**To be done:**
Extract each line of the data below exactly as written.

[Records that describe figures]
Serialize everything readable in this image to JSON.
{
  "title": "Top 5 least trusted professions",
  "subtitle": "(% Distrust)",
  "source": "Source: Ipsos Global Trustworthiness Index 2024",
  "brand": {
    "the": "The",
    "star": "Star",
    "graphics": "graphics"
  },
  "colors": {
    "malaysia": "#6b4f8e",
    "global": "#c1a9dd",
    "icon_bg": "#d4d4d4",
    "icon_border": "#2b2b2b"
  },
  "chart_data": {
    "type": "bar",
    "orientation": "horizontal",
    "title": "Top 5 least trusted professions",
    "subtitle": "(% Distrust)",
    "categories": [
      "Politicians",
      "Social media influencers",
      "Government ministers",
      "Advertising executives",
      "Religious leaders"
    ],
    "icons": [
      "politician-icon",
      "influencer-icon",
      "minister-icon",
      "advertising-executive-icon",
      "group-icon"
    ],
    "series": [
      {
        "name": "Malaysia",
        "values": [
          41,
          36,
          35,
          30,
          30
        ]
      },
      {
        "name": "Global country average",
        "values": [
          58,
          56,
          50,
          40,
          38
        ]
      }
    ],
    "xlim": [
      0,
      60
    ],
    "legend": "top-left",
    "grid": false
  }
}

**Result of this task:**
Serialize everything readable in this image to JSON.
{
  "title": "Top 5 least trusted professions",
  "subtitle": "(% Distrust)",
  "source": "Source: Ipsos Global Trustworthiness Index 2024",
  "brand": {
    "the": "The",
    "star": "Star",
    "graphics": "graphics"
  },
  "colors": {
    "malaysia": "#6b4f8e",
    "global": "#c1a9dd",
    "icon_bg": "#d4d4d4",
    "icon_border": "#2b2b2b"
  },
  "chart_data": {
    "type": "bar",
    "orientation": "horizontal",
    "title": "Top 5 least trusted professions",
    "subtitle": "(% Distrust)",
    "categories": [
      "Politicians",
      "Social media influencers",
      "Government ministers",
      "Advertising executives",
      "Religious leaders"
    ],
    "icons": [
      "politician-icon",
      "influencer-icon",
      "minister-icon",
      "advertising-executive-icon",
      "group-icon"
    ],
    "series": [
      {
        "name": "Malaysia",
        "values": [
          41,
          36,
          35,
          30,
          30
        ]
      },
      {
        "name": "Global country average",
        "values": [
          58,
          56,
          50,
          40,
          38
        ]
      }
    ],
    "xlim": [
      0,
      60
    ],
    "legend": "top-left",
    "grid": false
  }
}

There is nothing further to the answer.